Copy every line of the data that includes the string "сельское".

------ PROVIDED ENTRIES

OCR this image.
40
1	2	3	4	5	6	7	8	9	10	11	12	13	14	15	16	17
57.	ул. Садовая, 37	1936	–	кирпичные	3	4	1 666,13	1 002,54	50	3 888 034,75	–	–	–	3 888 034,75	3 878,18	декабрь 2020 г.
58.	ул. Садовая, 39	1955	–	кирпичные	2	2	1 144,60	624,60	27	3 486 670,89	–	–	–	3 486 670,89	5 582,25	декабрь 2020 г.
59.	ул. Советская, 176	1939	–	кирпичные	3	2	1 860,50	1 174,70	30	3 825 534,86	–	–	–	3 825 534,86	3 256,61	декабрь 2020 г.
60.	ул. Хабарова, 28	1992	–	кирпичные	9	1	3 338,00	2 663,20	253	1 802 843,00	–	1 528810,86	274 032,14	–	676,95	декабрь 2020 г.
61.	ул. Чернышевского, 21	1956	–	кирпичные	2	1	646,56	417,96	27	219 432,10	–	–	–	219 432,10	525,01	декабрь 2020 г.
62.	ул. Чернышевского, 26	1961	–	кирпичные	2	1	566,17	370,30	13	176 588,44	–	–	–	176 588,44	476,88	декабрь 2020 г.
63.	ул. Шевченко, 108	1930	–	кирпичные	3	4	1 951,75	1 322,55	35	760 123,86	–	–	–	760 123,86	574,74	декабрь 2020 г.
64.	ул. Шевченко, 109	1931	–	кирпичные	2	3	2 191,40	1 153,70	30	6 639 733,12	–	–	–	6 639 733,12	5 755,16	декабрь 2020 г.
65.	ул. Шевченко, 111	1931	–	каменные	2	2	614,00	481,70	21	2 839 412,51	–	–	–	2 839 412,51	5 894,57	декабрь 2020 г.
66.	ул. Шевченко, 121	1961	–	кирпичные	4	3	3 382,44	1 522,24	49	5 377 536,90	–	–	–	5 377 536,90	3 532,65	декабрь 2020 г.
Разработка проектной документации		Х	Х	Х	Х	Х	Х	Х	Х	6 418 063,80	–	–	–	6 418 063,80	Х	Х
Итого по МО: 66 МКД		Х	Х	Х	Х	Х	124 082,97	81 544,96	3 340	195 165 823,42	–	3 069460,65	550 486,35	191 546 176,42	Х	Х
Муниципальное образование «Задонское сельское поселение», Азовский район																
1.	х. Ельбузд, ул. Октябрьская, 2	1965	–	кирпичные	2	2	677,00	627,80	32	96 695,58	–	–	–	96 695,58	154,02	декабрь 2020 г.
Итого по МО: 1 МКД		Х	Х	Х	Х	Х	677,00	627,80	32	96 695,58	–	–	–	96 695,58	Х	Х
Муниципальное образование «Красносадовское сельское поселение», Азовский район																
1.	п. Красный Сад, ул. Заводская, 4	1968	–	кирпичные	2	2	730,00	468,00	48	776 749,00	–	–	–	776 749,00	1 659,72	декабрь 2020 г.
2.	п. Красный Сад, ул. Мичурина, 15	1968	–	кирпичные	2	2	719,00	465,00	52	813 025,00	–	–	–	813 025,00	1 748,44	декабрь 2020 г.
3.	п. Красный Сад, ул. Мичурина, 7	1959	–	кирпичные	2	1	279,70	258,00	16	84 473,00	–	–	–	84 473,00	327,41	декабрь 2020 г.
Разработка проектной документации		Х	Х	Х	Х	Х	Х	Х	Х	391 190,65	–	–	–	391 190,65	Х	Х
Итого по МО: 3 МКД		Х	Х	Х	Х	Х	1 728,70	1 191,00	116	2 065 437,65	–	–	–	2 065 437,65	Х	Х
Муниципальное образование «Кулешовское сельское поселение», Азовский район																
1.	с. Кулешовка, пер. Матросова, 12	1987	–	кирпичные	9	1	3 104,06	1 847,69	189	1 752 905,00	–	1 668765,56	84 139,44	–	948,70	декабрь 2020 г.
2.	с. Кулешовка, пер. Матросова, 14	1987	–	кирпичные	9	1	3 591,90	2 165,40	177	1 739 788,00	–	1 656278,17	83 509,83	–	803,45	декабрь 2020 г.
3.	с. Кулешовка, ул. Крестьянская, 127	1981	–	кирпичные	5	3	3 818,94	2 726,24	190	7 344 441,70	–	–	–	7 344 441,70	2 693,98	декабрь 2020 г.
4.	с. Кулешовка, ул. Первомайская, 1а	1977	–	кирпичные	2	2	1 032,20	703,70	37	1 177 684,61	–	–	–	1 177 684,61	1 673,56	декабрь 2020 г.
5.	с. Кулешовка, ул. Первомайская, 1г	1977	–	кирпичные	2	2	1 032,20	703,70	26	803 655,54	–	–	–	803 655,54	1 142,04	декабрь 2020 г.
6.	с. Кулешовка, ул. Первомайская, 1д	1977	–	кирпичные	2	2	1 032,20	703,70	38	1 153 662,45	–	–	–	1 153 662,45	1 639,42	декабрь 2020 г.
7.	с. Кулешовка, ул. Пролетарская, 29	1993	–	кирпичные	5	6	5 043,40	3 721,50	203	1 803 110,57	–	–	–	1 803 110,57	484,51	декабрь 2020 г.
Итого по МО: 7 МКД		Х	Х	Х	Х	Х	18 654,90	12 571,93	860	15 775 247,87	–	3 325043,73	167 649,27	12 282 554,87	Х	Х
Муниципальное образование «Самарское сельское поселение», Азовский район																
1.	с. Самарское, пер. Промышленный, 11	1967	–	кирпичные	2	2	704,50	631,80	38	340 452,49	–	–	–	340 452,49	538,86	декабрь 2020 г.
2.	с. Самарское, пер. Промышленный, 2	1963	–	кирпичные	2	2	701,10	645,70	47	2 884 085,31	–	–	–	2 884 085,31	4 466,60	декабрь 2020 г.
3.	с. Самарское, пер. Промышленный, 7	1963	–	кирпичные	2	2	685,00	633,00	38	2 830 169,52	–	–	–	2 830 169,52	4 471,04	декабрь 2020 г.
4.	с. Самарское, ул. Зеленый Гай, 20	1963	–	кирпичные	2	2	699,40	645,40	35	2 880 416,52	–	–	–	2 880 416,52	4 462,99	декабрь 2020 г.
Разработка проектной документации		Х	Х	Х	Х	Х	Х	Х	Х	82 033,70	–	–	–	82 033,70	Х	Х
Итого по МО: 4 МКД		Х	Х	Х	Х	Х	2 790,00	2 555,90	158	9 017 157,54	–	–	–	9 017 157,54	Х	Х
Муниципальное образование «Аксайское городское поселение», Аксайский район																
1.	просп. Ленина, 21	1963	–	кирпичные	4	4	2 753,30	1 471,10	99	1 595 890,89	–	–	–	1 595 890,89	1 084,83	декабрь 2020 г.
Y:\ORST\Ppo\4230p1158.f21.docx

------------

▸ SOLUTION
Муниципальное образование «Задонское сельское поселение», Азовский район																
Муниципальное образование «Красносадовское сельское поселение», Азовский район																
Муниципальное образование «Кулешовское сельское поселение», Азовский район																
Муниципальное образование «Самарское сельское поселение», Азовский район																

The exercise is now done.